Return each line of the data below exactly, omitting any pictures.

+++

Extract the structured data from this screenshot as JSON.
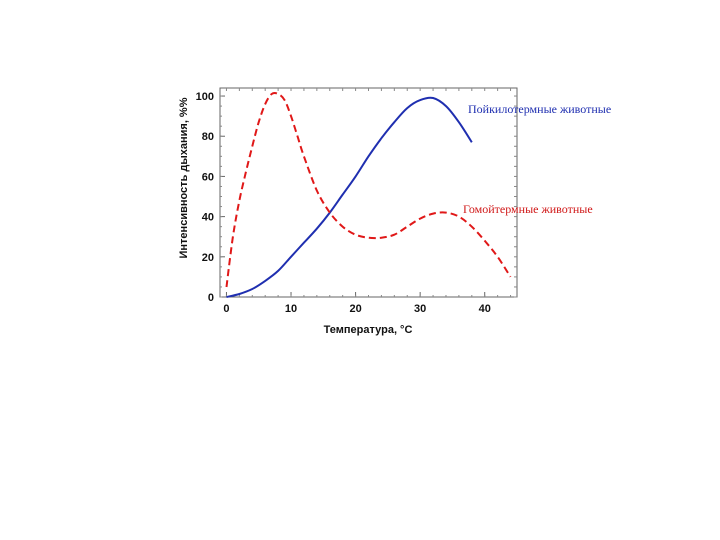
{
  "chart_data": {
    "type": "line",
    "xlabel": "Температура, °С",
    "ylabel": "Интенсивность дыхания, %%",
    "xlim": [
      -1,
      45
    ],
    "ylim": [
      0,
      104
    ],
    "x_ticks": [
      0,
      10,
      20,
      30,
      40
    ],
    "y_ticks": [
      0,
      20,
      40,
      60,
      80,
      100
    ],
    "grid": false,
    "series": [
      {
        "name": "Пойкилотермные животные",
        "color": "#1f2fb0",
        "style": "solid",
        "x": [
          0,
          2,
          4,
          6,
          8,
          10,
          12,
          14,
          16,
          18,
          20,
          22,
          24,
          26,
          28,
          30,
          32,
          34,
          36,
          38
        ],
        "y": [
          0,
          1.5,
          4,
          8,
          13,
          20,
          27,
          34,
          42,
          51,
          60,
          70,
          79,
          87,
          94,
          98,
          99,
          95,
          87,
          77
        ]
      },
      {
        "name": "Гомойтермные животные",
        "color": "#e01818",
        "style": "dashed",
        "x": [
          0,
          1,
          2,
          3,
          4,
          5,
          6,
          7,
          8,
          9,
          10,
          11,
          12,
          14,
          16,
          18,
          20,
          22,
          24,
          26,
          28,
          30,
          32,
          34,
          36,
          38,
          40,
          42,
          44
        ],
        "y": [
          5,
          30,
          48,
          62,
          75,
          87,
          96,
          101,
          101,
          98,
          90,
          80,
          70,
          53,
          42,
          35,
          31,
          29.5,
          29.5,
          31,
          35,
          39,
          41.5,
          42,
          40,
          35,
          28,
          20,
          10
        ]
      }
    ]
  }
}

+++

- _SOLUTION FOR THIS PROBLEM_:
Extract the structured data from this screenshot as JSON.
{
  "chart_data": {
    "type": "line",
    "xlabel": "Температура, °С",
    "ylabel": "Интенсивность дыхания, %%",
    "xlim": [
      -1,
      45
    ],
    "ylim": [
      0,
      104
    ],
    "x_ticks": [
      0,
      10,
      20,
      30,
      40
    ],
    "y_ticks": [
      0,
      20,
      40,
      60,
      80,
      100
    ],
    "grid": false,
    "series": [
      {
        "name": "Пойкилотермные животные",
        "color": "#1f2fb0",
        "style": "solid",
        "x": [
          0,
          2,
          4,
          6,
          8,
          10,
          12,
          14,
          16,
          18,
          20,
          22,
          24,
          26,
          28,
          30,
          32,
          34,
          36,
          38
        ],
        "y": [
          0,
          1.5,
          4,
          8,
          13,
          20,
          27,
          34,
          42,
          51,
          60,
          70,
          79,
          87,
          94,
          98,
          99,
          95,
          87,
          77
        ]
      },
      {
        "name": "Гомойтермные животные",
        "color": "#e01818",
        "style": "dashed",
        "x": [
          0,
          1,
          2,
          3,
          4,
          5,
          6,
          7,
          8,
          9,
          10,
          11,
          12,
          14,
          16,
          18,
          20,
          22,
          24,
          26,
          28,
          30,
          32,
          34,
          36,
          38,
          40,
          42,
          44
        ],
        "y": [
          5,
          30,
          48,
          62,
          75,
          87,
          96,
          101,
          101,
          98,
          90,
          80,
          70,
          53,
          42,
          35,
          31,
          29.5,
          29.5,
          31,
          35,
          39,
          41.5,
          42,
          40,
          35,
          28,
          20,
          10
        ]
      }
    ]
  }
}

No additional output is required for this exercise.